_Given exercise:_
Set down every entry again word for word, please, but skip the pictures.

[Entries from a visual dataset]
━━━━━━━━━━━━━━━━━━━━

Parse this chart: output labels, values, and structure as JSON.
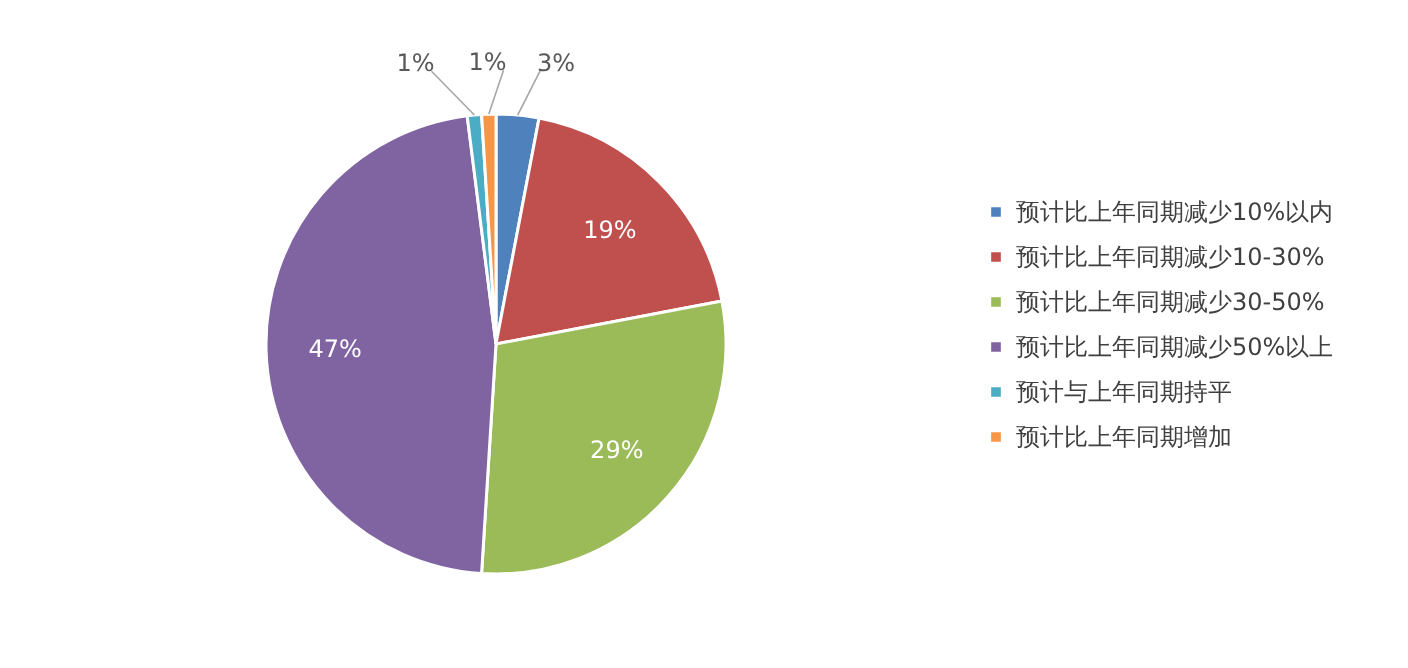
{
  "chart_data": {
    "type": "pie",
    "categories": [
      "预计比上年同期减少10%以内",
      "预计比上年同期减少10-30%",
      "预计比上年同期减少30-50%",
      "预计比上年同期减少50%以上",
      "预计与上年同期持平",
      "预计比上年同期增加"
    ],
    "values": [
      3,
      19,
      29,
      47,
      1,
      1
    ],
    "colors": [
      "#4f81bd",
      "#c0504d",
      "#9bbb59",
      "#8064a2",
      "#4bacc6",
      "#f79646"
    ],
    "value_labels": [
      "3%",
      "19%",
      "29%",
      "47%",
      "1%",
      "1%"
    ],
    "legend": "right"
  }
}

━━━━━━━━━━━━━━━━━━━━

_Correct answer:_
Parse this chart: output labels, values, and structure as JSON.
{
  "chart_data": {
    "type": "pie",
    "categories": [
      "预计比上年同期减少10%以内",
      "预计比上年同期减少10-30%",
      "预计比上年同期减少30-50%",
      "预计比上年同期减少50%以上",
      "预计与上年同期持平",
      "预计比上年同期增加"
    ],
    "values": [
      3,
      19,
      29,
      47,
      1,
      1
    ],
    "colors": [
      "#4f81bd",
      "#c0504d",
      "#9bbb59",
      "#8064a2",
      "#4bacc6",
      "#f79646"
    ],
    "value_labels": [
      "3%",
      "19%",
      "29%",
      "47%",
      "1%",
      "1%"
    ],
    "legend": "right"
  }
}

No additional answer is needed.